_PROBLEM DESCRIPTION_
Please answer these from the comments on ebook retailers:
(a) Which service shipped the duology to Kobo?
(b) What was different about the duology's pages when it showed up on Kobo again?
(c) How are the fantasy trilogy's ebook editions numbered?

    And yet they bleat and whine about how Amazon is being so mean and stealing 🙁 authors and books from them by offering so much more.

    • At least the GoodReads reviews “on” Kobo aren’t lost when they lose one’s book. My duology vanished from Kobo, after having been shipped via Smashwords and appearing for a few weeks. When it showed up again, the pages had different URLs from before. *facepalm*

      One might think that this would be a “oh, if one publishes through Kobo, things will go more smoothly because you can poke them directly.” Instead, I’m going, “If this is the service they give another company, I don’t want to deal with them directly.”

  3. Barb–I agree. Amazon has become so dominant because it’s the ONLY well-run service in this field (or, at least, the only large, general one that’s well-run; there may well be some small, genre-specific services that are very good, for all I know). It’s a lot like complaining about your (generic “you” here) weight problem when you overeat and never exercise, and expressing bitter, blame-filled envy of a slim, fit rival… who eats right and exercises daily. There IS a reason the rival is slim and fit, and it’s not that s/he’s Evil Evil Evil.

    Anyhow, this piece has finally explained to me (I suspect) why my ebook edition of a fantasy trilogy isn’t linked to the hc and paperback editions. Readers (understdnably) found the original number of the print series very confusing (no number, followed by 1 & 2), so I renumbered them coherently in my ebook editions (i.e. 1, 2, 3). Clearly, I will have to go have a series of migraine-inducing emails with some miniumum-wage Amazon functionary to sort this out. (sigh)

_DATASET_
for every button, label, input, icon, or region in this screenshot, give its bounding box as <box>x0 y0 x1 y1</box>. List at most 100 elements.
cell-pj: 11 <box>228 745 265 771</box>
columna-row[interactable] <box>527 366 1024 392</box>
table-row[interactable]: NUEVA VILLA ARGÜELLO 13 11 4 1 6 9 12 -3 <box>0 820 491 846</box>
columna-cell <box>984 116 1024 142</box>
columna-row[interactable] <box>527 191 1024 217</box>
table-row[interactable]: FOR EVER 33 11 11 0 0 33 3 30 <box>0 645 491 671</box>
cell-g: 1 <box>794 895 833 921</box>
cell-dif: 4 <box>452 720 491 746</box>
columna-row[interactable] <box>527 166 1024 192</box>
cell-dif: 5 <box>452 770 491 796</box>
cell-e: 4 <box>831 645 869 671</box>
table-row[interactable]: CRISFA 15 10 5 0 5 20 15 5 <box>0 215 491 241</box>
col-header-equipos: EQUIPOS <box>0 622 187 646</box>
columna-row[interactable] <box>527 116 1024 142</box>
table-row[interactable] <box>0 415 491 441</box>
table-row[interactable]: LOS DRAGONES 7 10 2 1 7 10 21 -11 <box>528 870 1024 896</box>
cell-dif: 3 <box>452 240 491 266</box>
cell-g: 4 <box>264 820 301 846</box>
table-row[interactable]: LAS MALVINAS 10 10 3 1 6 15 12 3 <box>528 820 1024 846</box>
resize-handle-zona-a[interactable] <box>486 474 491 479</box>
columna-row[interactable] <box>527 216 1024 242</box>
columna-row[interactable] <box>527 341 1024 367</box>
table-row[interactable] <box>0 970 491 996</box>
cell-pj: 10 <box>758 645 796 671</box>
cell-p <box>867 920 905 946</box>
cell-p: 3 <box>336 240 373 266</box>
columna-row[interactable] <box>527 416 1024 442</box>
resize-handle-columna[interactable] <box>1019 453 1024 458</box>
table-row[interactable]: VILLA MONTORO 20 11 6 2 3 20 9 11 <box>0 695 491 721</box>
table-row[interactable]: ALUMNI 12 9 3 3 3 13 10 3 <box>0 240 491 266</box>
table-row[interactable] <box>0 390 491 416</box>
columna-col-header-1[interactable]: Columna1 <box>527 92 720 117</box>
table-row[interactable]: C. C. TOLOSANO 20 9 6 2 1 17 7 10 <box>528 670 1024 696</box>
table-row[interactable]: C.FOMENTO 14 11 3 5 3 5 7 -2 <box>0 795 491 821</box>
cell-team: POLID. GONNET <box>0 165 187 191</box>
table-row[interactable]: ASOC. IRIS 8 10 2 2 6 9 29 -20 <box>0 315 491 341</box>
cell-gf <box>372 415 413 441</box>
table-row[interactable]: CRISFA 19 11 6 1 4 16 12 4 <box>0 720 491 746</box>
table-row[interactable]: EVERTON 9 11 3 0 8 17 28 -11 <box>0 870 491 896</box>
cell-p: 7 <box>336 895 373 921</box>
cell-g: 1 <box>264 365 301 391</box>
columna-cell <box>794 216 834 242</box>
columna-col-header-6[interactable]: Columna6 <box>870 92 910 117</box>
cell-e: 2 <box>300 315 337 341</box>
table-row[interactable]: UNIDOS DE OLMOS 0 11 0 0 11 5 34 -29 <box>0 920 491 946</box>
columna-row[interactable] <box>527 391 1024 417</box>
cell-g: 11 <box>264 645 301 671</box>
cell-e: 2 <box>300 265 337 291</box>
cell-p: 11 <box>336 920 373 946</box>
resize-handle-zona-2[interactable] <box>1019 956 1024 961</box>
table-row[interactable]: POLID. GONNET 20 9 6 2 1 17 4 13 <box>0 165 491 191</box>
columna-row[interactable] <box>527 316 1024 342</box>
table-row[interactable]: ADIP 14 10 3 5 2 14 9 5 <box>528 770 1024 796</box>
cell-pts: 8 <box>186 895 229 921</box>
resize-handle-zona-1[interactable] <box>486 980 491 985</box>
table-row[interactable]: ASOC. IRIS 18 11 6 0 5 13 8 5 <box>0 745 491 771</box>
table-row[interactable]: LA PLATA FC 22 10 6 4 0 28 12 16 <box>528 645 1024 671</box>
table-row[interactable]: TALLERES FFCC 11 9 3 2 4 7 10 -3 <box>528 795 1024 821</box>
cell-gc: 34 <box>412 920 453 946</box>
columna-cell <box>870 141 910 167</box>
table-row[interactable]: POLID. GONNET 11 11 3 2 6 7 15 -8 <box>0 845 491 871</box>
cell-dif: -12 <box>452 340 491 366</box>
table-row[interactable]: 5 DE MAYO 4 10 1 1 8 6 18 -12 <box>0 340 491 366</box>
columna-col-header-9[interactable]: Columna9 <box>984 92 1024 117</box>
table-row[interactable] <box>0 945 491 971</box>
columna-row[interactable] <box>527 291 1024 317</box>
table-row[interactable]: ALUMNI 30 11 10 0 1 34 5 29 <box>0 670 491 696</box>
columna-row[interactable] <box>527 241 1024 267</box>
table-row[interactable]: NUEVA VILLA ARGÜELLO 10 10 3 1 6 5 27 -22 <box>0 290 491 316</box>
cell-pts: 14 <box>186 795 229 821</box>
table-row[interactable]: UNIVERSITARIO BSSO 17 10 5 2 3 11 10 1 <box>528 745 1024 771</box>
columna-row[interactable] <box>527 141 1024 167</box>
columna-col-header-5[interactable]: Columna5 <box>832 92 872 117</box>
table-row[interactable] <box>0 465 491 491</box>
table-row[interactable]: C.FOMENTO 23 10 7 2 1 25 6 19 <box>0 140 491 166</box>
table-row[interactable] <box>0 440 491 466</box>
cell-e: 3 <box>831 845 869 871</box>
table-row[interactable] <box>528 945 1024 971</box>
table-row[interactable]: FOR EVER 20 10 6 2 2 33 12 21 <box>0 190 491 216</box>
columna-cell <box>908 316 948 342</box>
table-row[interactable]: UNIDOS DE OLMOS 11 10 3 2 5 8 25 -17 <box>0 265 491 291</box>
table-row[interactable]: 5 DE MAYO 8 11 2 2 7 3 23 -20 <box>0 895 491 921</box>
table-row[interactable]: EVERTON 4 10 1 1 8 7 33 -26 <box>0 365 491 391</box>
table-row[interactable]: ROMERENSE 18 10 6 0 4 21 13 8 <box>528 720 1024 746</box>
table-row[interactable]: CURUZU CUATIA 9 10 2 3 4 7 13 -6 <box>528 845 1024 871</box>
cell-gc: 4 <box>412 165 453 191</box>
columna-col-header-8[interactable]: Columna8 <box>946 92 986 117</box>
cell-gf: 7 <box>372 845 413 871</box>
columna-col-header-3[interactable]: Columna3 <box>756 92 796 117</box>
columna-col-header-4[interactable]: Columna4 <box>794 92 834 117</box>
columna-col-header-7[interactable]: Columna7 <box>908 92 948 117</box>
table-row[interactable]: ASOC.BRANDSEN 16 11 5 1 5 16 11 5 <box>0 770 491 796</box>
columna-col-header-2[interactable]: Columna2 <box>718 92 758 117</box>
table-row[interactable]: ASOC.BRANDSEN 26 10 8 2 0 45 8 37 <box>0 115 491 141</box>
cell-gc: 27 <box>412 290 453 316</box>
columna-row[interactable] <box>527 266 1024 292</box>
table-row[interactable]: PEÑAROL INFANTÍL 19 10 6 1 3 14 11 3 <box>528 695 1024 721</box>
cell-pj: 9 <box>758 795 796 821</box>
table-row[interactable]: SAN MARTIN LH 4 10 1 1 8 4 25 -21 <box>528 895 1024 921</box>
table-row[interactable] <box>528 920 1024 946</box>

_SOLUTION TO THIS EXERCISE_
(a) Smashwords.
(b) The pages had different URLs from before.
(c) 1, 2, 3.